(Rows from a figure dataset)
>> BEGIN

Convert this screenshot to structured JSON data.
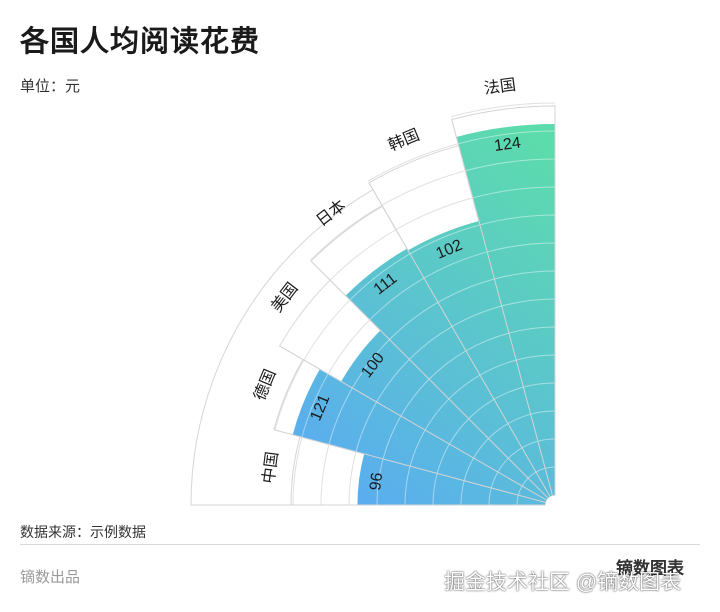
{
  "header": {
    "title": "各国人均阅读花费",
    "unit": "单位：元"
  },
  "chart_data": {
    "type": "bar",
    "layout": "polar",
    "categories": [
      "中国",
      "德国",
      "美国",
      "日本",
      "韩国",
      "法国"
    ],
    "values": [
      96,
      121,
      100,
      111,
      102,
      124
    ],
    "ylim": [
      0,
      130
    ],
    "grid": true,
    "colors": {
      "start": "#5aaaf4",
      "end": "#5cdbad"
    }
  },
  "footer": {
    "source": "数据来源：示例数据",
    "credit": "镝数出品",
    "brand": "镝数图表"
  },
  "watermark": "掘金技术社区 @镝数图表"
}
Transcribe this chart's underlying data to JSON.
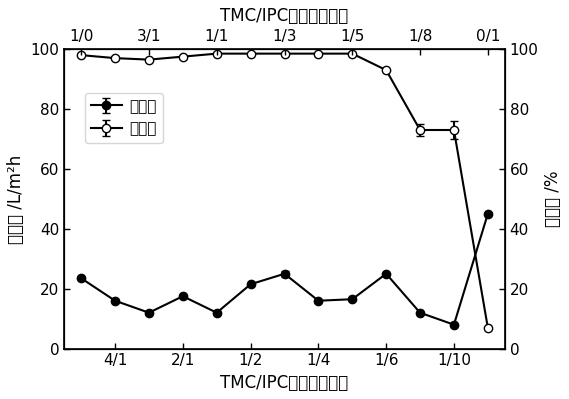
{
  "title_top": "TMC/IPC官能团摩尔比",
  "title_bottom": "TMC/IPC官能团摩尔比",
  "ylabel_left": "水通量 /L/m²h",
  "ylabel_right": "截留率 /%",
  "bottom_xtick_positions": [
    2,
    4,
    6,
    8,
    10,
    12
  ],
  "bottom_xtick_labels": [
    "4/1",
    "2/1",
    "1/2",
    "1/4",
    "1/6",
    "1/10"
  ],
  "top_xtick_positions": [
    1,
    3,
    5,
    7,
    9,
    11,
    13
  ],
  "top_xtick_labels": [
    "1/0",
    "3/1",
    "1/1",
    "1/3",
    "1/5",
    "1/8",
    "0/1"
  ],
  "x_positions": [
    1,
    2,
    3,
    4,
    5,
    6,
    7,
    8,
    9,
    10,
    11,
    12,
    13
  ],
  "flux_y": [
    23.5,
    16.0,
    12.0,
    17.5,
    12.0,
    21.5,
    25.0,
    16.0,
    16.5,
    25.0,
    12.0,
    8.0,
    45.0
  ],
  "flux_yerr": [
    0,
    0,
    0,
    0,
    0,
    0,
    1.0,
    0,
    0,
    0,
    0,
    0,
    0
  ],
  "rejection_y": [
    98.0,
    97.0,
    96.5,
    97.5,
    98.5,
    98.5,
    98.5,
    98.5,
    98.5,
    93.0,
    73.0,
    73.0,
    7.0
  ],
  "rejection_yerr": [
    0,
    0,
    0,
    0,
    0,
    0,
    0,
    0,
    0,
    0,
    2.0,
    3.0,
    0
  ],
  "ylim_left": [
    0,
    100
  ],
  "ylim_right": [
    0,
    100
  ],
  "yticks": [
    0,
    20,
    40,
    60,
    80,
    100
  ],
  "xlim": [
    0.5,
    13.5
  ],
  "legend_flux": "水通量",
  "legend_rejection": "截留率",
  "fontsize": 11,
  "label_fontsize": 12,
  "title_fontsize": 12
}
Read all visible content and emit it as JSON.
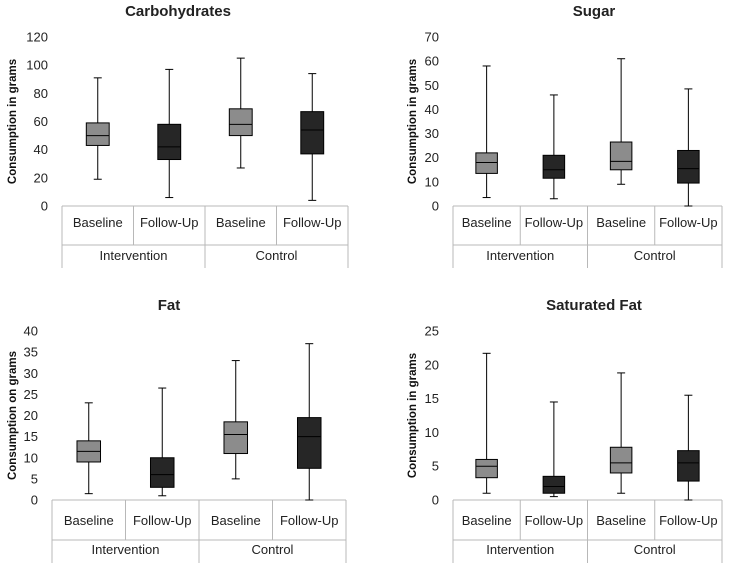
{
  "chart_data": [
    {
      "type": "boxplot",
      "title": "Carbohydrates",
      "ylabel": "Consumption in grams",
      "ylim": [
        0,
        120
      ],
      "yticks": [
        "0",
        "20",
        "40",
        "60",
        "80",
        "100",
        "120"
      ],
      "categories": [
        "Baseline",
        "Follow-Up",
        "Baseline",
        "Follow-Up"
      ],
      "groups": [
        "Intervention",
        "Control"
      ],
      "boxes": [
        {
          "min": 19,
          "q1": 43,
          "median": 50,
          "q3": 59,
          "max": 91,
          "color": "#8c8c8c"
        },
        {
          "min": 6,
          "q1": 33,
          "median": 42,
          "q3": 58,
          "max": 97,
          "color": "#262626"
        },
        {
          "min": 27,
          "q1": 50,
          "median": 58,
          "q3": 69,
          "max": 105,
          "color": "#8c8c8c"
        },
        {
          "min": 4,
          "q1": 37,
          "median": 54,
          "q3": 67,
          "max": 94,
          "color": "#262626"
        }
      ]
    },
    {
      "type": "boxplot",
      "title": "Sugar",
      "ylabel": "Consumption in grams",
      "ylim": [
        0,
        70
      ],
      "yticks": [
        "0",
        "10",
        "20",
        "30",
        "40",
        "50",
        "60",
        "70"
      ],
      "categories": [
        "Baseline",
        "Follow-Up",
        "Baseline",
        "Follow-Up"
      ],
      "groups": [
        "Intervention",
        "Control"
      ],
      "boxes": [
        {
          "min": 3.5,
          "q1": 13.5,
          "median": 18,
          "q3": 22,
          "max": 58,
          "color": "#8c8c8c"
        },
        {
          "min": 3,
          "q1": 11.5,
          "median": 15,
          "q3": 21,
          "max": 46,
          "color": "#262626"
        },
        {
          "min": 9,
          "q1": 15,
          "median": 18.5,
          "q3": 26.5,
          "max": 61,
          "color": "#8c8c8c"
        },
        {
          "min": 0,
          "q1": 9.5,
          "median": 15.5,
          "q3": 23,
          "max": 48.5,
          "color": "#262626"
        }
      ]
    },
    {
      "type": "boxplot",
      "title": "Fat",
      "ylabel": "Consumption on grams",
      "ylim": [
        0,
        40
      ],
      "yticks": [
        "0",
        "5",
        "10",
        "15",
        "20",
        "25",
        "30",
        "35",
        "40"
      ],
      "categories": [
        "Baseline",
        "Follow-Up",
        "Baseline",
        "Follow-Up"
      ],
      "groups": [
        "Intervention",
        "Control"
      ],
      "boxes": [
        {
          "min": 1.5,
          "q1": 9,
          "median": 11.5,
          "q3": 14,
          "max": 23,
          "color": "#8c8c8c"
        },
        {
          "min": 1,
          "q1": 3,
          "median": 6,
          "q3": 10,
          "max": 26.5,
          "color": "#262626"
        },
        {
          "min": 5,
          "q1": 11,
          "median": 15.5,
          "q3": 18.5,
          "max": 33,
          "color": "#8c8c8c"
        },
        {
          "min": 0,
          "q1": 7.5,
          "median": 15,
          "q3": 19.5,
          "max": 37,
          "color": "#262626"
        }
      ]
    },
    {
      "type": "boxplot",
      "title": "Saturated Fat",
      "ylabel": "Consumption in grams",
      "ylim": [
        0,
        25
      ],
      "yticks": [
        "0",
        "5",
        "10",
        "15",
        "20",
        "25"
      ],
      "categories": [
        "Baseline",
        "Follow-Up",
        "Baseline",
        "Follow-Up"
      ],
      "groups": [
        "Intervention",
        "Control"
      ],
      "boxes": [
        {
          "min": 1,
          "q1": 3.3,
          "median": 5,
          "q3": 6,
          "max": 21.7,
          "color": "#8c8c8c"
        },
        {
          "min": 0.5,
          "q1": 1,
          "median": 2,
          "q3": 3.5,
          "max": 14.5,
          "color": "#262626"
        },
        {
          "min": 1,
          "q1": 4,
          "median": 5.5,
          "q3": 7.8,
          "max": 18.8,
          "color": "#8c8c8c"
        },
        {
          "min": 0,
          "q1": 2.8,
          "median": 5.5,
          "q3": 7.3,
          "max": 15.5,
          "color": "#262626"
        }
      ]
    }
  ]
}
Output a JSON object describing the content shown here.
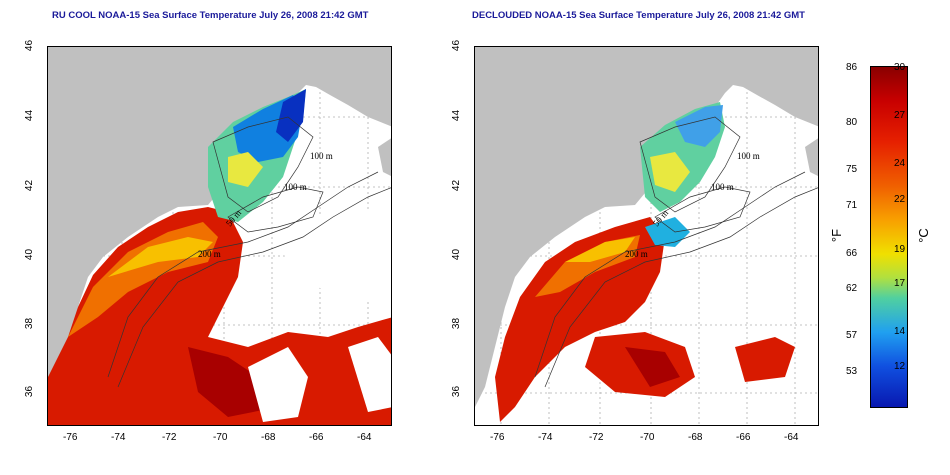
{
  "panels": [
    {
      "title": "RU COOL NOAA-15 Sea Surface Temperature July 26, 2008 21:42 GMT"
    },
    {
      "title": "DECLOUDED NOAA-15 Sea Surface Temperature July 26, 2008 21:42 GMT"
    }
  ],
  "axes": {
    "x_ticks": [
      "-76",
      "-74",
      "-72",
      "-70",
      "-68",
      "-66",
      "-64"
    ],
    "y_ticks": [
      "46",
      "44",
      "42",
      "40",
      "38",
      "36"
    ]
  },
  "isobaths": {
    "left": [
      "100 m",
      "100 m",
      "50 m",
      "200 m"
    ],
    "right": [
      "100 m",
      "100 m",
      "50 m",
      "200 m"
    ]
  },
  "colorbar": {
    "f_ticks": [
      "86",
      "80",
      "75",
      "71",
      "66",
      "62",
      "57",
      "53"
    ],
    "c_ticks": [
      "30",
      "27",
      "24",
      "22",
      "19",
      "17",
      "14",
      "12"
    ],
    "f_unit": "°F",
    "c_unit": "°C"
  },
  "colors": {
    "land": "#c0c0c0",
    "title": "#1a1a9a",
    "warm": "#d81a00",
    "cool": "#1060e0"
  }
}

>> END

▸ **DIRECTIONS FOR THIS TASK**:
For each line in the data above that contains the string "IPC官能团摩尔比", extract the line.

▸ **EXERCISE RESULT**:
  "title_top": "TMC/IPC官能团摩尔比",
  "title_bottom": "TMC/IPC官能团摩尔比",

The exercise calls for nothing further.